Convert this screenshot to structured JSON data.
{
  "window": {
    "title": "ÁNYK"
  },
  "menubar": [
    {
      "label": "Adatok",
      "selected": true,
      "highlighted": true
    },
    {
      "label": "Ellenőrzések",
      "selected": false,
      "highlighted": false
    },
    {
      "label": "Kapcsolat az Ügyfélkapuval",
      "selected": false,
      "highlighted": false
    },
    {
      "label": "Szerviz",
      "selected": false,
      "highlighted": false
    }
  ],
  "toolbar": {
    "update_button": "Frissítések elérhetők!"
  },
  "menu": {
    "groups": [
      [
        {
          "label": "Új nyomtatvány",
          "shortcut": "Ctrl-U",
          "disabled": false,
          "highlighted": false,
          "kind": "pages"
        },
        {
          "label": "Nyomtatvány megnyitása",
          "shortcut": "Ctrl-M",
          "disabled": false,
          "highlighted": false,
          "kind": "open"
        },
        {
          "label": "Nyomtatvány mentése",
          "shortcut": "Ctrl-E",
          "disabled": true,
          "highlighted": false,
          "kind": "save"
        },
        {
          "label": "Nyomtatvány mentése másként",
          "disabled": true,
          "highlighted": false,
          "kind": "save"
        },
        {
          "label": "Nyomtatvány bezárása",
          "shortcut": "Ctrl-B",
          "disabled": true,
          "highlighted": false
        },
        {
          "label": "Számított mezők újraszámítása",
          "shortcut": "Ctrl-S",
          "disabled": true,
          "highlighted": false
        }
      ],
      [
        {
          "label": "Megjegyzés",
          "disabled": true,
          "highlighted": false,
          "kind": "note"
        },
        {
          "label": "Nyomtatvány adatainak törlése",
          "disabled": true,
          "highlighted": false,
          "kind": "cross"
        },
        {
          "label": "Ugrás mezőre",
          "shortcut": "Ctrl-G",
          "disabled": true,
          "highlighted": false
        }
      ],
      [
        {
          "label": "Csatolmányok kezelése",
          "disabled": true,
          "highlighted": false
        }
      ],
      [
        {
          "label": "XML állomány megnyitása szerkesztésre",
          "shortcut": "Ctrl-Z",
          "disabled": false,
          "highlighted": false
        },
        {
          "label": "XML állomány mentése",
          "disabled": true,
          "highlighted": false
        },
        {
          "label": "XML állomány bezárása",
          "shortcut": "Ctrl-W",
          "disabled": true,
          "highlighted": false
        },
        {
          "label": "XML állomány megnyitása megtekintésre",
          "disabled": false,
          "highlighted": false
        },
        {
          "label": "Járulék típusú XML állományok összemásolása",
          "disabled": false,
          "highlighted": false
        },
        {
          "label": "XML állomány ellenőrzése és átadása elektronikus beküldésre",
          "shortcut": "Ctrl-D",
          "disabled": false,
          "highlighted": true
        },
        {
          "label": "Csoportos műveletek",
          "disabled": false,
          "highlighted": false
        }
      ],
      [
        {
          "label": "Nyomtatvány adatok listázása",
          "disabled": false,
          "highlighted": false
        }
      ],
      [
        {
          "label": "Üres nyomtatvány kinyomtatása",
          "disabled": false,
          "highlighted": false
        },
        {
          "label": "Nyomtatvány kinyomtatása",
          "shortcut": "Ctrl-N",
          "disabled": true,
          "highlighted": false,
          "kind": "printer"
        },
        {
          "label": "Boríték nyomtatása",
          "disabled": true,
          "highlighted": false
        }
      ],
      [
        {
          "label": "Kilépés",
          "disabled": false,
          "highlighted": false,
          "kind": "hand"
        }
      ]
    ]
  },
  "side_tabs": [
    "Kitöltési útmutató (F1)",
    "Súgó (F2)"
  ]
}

+ + +

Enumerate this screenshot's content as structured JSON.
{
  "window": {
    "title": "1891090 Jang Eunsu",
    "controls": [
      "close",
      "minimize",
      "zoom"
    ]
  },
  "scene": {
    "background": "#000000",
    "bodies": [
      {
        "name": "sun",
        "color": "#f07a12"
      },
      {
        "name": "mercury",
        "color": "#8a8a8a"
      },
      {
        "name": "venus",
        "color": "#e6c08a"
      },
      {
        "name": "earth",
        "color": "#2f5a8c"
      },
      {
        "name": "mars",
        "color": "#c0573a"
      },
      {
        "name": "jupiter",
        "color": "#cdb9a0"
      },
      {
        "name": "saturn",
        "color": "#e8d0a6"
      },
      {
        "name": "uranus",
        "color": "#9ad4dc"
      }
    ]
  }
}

+ + +

## WORK TO DO
Among the lines of the listing, how many hold the string "shortcut"? Respond with only the number.

## ANSWER FOR THIS EXERCISE
10